The records below are made of lines; count those holding the word "this" and give the number only.

Part of a data file:
- - - - -

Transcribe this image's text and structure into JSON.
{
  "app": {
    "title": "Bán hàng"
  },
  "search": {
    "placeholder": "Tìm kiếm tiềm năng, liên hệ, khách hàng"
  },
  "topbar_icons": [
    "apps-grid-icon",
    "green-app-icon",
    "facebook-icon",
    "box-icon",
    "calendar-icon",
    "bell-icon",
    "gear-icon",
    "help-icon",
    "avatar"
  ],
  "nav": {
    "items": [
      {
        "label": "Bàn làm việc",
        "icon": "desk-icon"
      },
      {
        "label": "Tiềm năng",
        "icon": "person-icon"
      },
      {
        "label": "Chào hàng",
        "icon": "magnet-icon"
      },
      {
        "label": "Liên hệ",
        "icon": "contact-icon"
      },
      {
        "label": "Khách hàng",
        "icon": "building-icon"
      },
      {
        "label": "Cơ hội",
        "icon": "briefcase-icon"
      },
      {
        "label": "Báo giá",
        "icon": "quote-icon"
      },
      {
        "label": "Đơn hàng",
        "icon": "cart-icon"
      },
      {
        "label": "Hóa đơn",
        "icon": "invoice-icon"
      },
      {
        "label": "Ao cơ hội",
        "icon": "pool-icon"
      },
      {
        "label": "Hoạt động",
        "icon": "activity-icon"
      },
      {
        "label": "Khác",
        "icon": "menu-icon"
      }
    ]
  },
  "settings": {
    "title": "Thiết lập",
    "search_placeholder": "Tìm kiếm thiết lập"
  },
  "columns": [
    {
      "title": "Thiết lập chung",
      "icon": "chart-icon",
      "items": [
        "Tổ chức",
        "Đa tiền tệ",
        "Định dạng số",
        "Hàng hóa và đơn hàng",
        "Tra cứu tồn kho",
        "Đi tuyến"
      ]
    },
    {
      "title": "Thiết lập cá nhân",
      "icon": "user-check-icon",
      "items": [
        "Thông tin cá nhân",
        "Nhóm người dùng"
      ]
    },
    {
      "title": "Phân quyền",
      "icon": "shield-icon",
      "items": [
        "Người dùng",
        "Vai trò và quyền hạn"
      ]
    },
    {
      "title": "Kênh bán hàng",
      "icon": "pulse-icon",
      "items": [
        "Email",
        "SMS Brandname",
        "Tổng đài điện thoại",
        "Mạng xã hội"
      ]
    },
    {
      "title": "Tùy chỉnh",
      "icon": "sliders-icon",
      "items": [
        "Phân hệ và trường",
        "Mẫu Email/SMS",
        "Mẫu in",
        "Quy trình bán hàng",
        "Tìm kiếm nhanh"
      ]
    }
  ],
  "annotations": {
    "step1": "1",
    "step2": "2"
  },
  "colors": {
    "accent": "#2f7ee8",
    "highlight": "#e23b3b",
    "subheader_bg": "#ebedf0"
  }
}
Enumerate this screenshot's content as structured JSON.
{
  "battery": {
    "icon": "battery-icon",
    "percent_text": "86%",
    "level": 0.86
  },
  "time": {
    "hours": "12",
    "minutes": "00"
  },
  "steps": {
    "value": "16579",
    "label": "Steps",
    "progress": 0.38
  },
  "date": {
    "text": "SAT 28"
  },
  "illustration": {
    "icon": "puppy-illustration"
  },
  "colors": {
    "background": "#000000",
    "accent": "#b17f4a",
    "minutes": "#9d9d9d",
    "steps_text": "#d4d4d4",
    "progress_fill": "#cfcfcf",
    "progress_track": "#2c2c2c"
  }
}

- - - - -

### Full answer
2